» EXCERPTED DATA

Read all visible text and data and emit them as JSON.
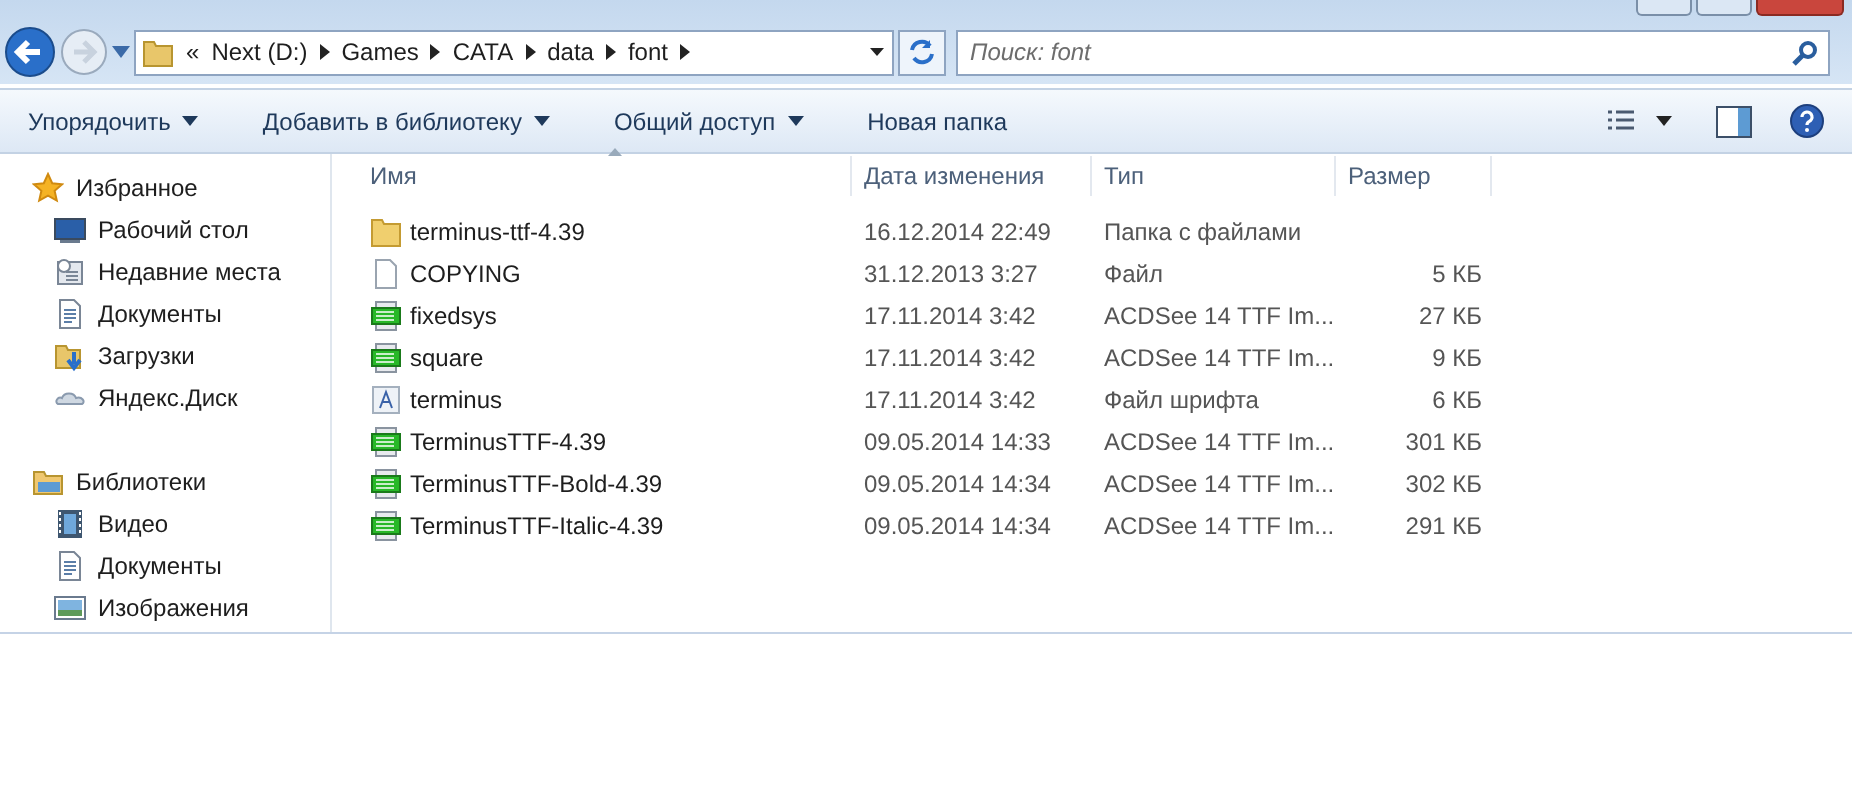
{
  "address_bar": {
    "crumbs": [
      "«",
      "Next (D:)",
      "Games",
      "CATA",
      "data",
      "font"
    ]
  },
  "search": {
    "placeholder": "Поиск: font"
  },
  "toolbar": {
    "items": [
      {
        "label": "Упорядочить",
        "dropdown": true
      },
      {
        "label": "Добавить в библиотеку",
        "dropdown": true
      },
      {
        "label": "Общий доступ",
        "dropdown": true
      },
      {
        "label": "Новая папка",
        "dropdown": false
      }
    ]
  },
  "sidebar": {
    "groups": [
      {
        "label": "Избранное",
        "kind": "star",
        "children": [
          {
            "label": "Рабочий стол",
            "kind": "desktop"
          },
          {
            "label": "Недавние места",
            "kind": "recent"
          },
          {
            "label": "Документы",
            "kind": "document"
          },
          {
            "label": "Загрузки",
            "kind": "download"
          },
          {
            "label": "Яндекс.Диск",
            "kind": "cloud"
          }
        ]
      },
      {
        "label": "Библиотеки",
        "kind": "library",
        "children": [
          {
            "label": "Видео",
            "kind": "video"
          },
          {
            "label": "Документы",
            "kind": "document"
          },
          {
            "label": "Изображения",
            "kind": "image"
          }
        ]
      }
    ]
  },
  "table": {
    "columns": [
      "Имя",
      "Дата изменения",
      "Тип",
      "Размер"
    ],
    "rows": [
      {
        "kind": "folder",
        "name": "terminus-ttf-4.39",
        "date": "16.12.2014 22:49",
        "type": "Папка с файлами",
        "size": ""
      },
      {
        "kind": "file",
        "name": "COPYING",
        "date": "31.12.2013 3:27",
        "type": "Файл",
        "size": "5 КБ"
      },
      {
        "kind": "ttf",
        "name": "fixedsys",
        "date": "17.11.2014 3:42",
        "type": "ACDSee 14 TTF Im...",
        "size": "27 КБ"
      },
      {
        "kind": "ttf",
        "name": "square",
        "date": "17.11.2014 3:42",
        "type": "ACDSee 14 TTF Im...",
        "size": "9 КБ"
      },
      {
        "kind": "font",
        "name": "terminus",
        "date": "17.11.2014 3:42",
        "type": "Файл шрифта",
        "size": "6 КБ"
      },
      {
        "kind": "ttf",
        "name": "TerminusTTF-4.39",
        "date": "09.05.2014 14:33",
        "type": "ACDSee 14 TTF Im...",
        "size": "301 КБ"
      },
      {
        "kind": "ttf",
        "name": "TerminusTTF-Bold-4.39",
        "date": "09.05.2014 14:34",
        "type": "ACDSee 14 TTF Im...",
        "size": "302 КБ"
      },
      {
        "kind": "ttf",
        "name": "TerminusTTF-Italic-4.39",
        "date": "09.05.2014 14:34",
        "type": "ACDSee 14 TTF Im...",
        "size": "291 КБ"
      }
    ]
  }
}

» THE REQUEST
Each line above is to be copied verbatim. Drop any image from the copy.

» COMPLETE RESPONSE
Read all visible text and data and emit them as JSON.
{
  "address_bar": {
    "crumbs": [
      "«",
      "Next (D:)",
      "Games",
      "CATA",
      "data",
      "font"
    ]
  },
  "search": {
    "placeholder": "Поиск: font"
  },
  "toolbar": {
    "items": [
      {
        "label": "Упорядочить",
        "dropdown": true
      },
      {
        "label": "Добавить в библиотеку",
        "dropdown": true
      },
      {
        "label": "Общий доступ",
        "dropdown": true
      },
      {
        "label": "Новая папка",
        "dropdown": false
      }
    ]
  },
  "sidebar": {
    "groups": [
      {
        "label": "Избранное",
        "kind": "star",
        "children": [
          {
            "label": "Рабочий стол",
            "kind": "desktop"
          },
          {
            "label": "Недавние места",
            "kind": "recent"
          },
          {
            "label": "Документы",
            "kind": "document"
          },
          {
            "label": "Загрузки",
            "kind": "download"
          },
          {
            "label": "Яндекс.Диск",
            "kind": "cloud"
          }
        ]
      },
      {
        "label": "Библиотеки",
        "kind": "library",
        "children": [
          {
            "label": "Видео",
            "kind": "video"
          },
          {
            "label": "Документы",
            "kind": "document"
          },
          {
            "label": "Изображения",
            "kind": "image"
          }
        ]
      }
    ]
  },
  "table": {
    "columns": [
      "Имя",
      "Дата изменения",
      "Тип",
      "Размер"
    ],
    "rows": [
      {
        "kind": "folder",
        "name": "terminus-ttf-4.39",
        "date": "16.12.2014 22:49",
        "type": "Папка с файлами",
        "size": ""
      },
      {
        "kind": "file",
        "name": "COPYING",
        "date": "31.12.2013 3:27",
        "type": "Файл",
        "size": "5 КБ"
      },
      {
        "kind": "ttf",
        "name": "fixedsys",
        "date": "17.11.2014 3:42",
        "type": "ACDSee 14 TTF Im...",
        "size": "27 КБ"
      },
      {
        "kind": "ttf",
        "name": "square",
        "date": "17.11.2014 3:42",
        "type": "ACDSee 14 TTF Im...",
        "size": "9 КБ"
      },
      {
        "kind": "font",
        "name": "terminus",
        "date": "17.11.2014 3:42",
        "type": "Файл шрифта",
        "size": "6 КБ"
      },
      {
        "kind": "ttf",
        "name": "TerminusTTF-4.39",
        "date": "09.05.2014 14:33",
        "type": "ACDSee 14 TTF Im...",
        "size": "301 КБ"
      },
      {
        "kind": "ttf",
        "name": "TerminusTTF-Bold-4.39",
        "date": "09.05.2014 14:34",
        "type": "ACDSee 14 TTF Im...",
        "size": "302 КБ"
      },
      {
        "kind": "ttf",
        "name": "TerminusTTF-Italic-4.39",
        "date": "09.05.2014 14:34",
        "type": "ACDSee 14 TTF Im...",
        "size": "291 КБ"
      }
    ]
  }
}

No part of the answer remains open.